%%

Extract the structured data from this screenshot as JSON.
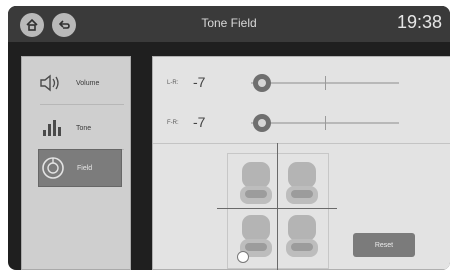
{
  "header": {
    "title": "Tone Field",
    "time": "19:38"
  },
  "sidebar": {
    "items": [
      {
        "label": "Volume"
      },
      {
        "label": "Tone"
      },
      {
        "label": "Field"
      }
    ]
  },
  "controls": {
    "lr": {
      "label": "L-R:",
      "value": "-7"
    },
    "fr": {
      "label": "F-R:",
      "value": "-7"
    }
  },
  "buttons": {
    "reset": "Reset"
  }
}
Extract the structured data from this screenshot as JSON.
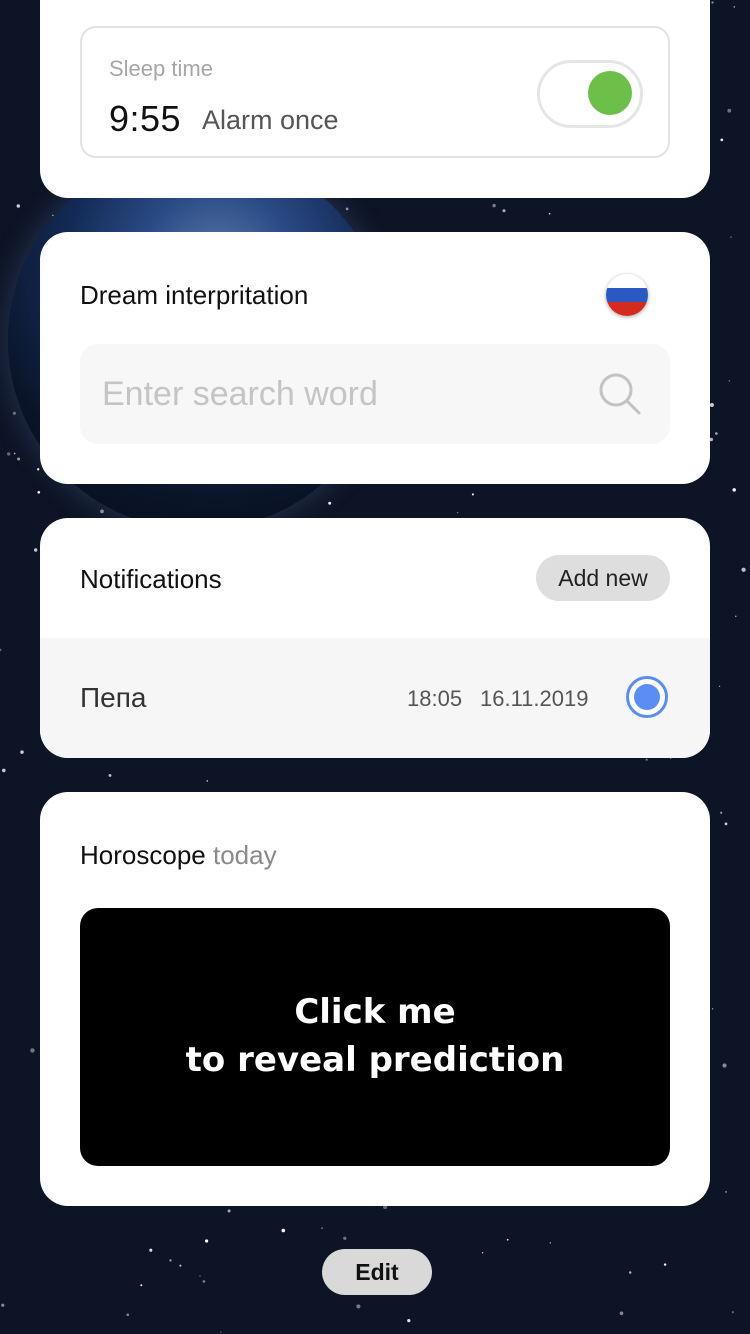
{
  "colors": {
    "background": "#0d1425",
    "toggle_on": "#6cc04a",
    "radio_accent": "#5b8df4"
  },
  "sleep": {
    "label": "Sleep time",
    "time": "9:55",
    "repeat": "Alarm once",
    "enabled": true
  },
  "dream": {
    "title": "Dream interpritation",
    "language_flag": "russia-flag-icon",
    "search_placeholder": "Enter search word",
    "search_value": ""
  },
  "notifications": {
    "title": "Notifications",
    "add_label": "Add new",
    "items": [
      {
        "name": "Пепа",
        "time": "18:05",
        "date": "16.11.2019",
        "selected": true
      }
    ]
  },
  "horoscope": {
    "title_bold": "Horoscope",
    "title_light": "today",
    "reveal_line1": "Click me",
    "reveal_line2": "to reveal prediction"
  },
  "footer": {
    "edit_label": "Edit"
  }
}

%%
%%

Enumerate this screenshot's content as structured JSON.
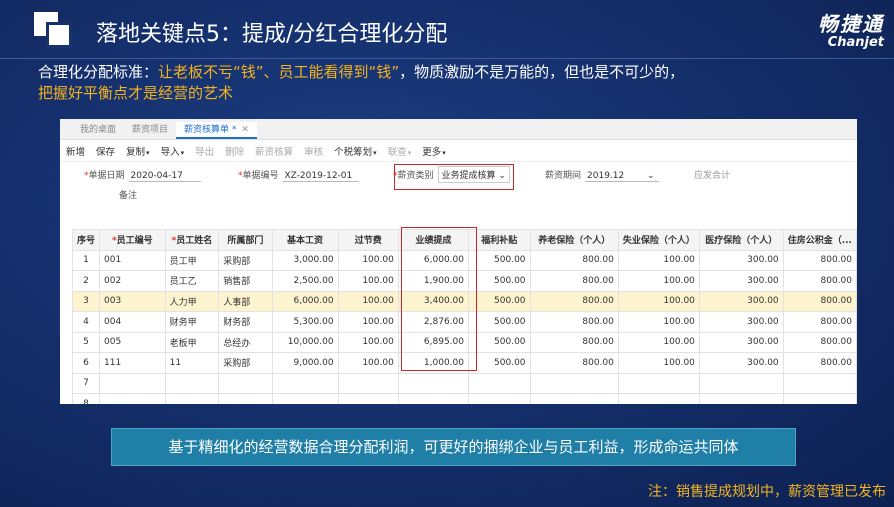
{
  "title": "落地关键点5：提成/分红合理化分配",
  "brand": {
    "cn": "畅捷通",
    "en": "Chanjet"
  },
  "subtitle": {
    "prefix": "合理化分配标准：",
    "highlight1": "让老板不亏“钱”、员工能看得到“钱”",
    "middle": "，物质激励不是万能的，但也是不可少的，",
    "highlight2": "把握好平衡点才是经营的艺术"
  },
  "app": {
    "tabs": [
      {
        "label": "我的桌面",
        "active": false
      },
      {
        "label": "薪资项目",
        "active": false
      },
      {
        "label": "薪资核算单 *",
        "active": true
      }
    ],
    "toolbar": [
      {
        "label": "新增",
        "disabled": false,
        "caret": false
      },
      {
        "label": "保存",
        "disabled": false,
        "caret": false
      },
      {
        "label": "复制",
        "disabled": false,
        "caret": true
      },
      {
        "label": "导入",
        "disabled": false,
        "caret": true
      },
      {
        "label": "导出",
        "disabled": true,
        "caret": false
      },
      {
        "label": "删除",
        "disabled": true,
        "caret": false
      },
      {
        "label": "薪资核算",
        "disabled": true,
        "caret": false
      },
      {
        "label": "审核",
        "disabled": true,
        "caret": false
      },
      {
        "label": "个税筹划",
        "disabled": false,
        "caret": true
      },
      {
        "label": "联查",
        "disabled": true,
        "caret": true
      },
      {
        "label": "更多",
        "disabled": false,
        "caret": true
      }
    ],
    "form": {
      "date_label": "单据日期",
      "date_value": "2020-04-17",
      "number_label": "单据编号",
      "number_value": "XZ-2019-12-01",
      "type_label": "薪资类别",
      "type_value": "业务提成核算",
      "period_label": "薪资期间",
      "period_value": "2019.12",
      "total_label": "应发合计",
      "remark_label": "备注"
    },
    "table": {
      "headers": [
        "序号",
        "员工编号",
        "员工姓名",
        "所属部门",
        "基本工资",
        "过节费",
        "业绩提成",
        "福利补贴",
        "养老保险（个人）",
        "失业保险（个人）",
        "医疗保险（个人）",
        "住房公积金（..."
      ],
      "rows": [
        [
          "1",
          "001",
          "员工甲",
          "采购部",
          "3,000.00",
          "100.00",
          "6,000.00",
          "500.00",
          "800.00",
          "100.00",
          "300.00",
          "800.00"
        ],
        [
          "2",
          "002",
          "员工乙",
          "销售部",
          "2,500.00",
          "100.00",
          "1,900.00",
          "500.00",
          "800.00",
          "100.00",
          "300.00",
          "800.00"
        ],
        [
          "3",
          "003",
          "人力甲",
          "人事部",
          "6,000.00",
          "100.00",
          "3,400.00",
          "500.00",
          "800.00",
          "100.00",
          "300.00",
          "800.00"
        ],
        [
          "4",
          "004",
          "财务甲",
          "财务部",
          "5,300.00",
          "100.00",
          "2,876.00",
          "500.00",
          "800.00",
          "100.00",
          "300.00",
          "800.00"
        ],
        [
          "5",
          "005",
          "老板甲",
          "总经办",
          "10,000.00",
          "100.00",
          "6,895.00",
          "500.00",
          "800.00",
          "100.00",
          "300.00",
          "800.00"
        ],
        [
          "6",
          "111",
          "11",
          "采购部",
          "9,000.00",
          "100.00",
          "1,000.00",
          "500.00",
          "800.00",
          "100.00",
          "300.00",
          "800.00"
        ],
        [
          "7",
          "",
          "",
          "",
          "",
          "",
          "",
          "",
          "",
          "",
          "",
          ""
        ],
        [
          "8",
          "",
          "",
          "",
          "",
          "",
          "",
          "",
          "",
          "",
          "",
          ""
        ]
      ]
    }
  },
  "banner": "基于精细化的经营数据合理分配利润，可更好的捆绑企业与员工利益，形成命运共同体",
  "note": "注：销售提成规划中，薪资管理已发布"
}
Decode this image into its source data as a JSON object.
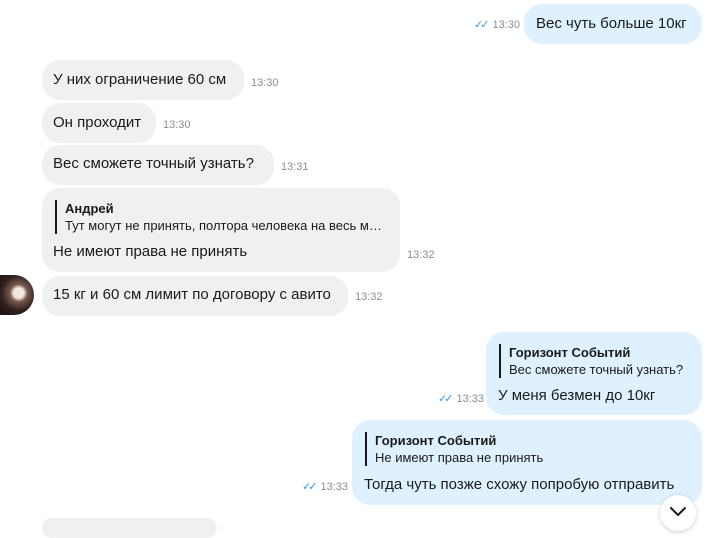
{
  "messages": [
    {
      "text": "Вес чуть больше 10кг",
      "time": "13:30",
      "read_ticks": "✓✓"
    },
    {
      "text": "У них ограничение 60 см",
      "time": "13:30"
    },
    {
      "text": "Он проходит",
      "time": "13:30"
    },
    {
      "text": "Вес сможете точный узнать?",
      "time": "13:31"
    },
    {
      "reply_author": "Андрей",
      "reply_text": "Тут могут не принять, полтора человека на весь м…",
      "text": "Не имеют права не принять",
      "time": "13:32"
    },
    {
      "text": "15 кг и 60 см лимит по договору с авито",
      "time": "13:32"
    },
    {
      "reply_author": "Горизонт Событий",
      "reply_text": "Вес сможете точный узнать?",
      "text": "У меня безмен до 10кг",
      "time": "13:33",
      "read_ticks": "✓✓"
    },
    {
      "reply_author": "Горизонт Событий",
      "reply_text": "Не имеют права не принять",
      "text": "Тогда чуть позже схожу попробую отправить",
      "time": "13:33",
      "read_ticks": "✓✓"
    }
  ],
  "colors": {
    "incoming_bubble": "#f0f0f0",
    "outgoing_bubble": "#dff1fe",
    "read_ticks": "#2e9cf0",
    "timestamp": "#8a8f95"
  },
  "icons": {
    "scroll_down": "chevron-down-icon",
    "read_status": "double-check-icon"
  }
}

%%

**TASK OBJECTIVE:** Look through the entries above; copy every line holding the string "this".

**FULL RESPONSE:**
Extract the structured data from this screenshot as JSON.
Extract the structured data from this screenshot as JSON.
Enumerate this screenshot's content as structured JSON.
Decode this image into its source data as a JSON object.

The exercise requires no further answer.